*REQUIRED WORK:* Gather each line of the records where "ylabel" appears.

# # #

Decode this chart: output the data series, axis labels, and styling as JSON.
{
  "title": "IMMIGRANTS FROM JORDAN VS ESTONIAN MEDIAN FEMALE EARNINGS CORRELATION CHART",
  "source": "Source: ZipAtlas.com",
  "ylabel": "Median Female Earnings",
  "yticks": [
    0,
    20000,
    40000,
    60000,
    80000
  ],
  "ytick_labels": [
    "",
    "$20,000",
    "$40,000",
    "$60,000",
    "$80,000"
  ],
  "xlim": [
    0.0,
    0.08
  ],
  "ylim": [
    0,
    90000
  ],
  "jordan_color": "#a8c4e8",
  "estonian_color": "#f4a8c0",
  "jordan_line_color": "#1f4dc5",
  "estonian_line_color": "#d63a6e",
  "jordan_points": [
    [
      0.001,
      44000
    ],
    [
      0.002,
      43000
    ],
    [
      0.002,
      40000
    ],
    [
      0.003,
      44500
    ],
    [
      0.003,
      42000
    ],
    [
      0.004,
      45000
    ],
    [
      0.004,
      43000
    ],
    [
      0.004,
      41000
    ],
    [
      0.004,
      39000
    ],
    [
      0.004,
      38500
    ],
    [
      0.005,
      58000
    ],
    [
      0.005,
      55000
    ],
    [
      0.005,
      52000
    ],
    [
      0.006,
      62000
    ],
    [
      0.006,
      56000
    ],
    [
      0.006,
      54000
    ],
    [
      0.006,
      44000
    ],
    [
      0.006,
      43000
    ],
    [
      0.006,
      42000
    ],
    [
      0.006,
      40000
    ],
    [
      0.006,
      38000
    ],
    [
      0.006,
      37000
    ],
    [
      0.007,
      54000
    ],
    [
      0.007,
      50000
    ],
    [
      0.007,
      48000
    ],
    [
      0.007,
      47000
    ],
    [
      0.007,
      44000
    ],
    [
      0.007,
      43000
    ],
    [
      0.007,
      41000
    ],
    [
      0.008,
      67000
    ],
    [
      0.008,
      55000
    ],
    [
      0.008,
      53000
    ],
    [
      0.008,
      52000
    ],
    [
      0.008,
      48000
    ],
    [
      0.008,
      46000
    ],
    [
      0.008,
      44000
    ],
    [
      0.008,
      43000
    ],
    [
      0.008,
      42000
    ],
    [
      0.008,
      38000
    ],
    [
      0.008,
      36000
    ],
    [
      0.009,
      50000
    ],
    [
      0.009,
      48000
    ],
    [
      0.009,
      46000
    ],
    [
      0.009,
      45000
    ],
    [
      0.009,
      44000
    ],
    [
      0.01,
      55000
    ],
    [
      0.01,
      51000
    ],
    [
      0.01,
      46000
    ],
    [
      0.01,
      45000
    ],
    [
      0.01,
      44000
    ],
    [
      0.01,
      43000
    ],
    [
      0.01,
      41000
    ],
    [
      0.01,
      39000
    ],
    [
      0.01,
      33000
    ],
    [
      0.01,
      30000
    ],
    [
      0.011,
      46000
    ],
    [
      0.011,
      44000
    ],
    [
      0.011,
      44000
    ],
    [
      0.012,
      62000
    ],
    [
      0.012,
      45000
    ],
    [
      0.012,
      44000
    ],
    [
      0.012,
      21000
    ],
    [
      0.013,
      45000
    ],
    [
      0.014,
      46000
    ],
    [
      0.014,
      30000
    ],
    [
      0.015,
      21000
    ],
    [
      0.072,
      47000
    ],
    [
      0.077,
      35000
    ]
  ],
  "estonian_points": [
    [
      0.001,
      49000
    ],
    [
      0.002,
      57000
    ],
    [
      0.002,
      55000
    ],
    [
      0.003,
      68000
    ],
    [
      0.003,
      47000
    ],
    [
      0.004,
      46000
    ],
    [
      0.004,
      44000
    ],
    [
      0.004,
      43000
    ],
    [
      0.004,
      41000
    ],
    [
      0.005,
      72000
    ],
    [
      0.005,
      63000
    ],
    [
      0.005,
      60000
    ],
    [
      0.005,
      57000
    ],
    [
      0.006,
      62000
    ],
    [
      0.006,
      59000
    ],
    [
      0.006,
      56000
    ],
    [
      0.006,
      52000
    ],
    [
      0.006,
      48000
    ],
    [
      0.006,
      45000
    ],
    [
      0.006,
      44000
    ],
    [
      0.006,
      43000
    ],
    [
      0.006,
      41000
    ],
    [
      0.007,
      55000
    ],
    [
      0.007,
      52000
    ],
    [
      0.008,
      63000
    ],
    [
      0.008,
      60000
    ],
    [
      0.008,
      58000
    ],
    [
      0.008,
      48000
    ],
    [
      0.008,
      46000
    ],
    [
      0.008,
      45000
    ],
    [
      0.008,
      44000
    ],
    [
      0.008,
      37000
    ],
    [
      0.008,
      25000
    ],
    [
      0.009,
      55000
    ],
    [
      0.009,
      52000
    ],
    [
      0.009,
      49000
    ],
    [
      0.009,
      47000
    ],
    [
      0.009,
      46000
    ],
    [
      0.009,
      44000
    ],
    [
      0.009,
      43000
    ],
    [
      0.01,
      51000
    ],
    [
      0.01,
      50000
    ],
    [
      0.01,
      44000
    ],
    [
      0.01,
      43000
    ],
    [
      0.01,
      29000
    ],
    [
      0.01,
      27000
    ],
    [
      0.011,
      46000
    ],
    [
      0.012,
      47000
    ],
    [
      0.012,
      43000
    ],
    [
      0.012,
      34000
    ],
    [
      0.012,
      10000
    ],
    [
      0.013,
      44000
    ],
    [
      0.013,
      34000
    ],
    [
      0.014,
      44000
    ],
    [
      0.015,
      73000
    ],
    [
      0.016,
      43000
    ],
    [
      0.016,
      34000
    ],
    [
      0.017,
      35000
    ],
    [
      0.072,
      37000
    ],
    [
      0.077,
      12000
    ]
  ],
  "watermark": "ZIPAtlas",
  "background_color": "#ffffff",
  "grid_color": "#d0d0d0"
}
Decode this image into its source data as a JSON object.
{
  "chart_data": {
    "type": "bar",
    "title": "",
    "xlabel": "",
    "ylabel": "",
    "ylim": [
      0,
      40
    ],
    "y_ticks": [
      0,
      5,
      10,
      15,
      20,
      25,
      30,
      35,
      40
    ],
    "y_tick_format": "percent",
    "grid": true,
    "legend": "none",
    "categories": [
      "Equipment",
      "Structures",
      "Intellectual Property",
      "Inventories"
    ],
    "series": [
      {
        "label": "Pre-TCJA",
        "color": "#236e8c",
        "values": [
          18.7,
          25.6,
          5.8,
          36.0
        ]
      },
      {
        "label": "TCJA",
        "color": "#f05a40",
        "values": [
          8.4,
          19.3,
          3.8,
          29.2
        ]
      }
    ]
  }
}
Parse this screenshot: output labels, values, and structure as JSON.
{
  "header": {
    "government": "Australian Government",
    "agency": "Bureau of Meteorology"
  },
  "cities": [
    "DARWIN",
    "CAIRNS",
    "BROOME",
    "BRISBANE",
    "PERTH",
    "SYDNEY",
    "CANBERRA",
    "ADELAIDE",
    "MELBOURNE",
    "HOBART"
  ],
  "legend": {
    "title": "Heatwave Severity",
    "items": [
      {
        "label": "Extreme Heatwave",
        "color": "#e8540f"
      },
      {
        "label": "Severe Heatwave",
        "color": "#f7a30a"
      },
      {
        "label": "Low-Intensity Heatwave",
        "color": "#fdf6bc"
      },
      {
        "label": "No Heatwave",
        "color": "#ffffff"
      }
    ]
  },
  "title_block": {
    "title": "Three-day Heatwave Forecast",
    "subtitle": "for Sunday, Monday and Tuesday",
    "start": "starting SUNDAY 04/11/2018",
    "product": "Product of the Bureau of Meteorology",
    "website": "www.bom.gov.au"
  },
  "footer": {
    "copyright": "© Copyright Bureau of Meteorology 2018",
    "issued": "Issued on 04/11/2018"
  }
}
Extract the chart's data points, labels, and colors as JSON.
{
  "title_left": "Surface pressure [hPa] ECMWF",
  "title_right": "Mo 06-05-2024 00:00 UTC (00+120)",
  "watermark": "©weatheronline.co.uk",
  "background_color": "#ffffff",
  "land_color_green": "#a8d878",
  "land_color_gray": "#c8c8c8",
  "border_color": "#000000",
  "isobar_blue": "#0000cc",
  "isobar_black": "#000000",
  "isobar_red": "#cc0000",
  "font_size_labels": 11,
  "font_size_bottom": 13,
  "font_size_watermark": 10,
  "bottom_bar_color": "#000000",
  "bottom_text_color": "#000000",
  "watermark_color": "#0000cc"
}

# # #

*COMPLETE OUTPUT:*
  "ylabel": "Median Female Earnings",
    "ylabel": "",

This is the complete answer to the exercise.